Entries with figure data
━━━━━━━━━━
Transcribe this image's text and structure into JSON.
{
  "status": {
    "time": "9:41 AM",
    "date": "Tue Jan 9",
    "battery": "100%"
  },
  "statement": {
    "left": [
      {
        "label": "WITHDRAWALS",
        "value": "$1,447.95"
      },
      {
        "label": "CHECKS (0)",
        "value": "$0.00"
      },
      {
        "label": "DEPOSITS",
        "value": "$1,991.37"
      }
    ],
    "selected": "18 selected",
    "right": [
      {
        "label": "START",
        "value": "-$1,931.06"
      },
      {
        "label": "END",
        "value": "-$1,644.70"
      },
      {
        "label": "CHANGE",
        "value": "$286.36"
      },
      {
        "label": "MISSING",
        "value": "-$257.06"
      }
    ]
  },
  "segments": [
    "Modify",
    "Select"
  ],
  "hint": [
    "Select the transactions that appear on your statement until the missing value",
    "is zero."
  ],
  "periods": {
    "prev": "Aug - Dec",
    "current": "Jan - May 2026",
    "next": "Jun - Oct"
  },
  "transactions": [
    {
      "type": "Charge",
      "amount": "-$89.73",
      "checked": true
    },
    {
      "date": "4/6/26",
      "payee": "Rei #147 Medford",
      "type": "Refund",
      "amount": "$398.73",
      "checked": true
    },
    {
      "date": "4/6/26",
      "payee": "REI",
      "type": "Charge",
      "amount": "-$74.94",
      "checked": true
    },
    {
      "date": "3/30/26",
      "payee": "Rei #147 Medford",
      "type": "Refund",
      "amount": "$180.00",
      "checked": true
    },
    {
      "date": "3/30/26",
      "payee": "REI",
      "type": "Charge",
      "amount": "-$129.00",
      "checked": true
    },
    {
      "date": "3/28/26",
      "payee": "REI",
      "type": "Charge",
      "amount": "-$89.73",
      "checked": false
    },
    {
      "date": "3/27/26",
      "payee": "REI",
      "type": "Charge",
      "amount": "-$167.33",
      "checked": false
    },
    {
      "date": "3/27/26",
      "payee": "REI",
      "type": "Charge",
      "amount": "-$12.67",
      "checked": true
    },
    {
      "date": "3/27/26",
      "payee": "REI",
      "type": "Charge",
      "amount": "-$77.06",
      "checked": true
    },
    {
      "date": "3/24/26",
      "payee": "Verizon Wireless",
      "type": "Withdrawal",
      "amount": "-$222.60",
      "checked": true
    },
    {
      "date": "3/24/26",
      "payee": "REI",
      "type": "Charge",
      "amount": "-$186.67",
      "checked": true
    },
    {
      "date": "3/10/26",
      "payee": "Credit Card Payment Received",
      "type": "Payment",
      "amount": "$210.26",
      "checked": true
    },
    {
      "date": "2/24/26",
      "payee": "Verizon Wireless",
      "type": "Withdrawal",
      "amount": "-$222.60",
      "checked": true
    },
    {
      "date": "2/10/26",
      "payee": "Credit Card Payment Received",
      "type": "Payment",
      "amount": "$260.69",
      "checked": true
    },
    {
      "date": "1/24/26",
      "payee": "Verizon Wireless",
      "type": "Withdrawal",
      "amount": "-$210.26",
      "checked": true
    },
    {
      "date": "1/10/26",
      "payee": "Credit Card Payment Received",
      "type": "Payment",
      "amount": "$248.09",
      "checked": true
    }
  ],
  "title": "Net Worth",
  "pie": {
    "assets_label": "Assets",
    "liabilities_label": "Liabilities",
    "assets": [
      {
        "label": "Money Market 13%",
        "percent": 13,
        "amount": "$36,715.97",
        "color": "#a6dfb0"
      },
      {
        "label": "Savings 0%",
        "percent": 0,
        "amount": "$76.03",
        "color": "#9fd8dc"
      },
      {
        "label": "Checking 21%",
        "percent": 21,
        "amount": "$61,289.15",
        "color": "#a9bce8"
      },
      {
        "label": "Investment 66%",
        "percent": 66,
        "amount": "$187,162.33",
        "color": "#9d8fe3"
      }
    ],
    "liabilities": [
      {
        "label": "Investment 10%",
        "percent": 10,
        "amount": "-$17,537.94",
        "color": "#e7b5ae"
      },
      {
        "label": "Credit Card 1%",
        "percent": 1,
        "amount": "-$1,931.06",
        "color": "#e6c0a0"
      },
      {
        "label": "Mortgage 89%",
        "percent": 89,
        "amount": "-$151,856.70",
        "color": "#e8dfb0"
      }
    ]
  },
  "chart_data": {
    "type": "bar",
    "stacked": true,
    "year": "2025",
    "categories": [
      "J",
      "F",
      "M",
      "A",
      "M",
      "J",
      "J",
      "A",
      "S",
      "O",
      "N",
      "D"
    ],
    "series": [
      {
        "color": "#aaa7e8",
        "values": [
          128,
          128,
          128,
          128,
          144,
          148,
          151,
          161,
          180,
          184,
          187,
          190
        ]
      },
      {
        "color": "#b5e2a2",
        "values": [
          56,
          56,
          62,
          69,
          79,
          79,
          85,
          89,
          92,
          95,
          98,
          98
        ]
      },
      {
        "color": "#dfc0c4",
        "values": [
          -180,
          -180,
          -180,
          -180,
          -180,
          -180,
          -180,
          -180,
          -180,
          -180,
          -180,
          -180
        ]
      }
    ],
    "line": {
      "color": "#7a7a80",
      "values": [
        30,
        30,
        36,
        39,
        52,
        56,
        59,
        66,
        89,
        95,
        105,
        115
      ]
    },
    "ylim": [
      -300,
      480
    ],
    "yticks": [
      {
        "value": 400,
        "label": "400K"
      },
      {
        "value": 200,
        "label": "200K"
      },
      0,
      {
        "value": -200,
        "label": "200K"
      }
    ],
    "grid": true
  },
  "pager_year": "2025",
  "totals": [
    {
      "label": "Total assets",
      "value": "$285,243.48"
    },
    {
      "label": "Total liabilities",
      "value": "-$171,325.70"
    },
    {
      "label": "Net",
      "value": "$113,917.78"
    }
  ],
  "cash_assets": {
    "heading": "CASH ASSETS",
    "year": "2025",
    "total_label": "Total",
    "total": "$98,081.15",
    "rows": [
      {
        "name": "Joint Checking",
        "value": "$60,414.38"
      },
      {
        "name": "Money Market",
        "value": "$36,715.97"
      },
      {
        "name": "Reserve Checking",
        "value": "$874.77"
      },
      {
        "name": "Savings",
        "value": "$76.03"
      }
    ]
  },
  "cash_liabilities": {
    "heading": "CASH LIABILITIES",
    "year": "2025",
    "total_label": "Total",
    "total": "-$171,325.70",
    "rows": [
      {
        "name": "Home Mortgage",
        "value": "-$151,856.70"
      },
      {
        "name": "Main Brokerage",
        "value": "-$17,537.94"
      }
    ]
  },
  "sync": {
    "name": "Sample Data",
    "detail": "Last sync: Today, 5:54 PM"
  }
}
━━━━━━━━━━
■ TASK GOAL
What is the number of lines in the listing that include the word "Mortgage"? Give that number and nothing else.

■ THE RESPONSE
2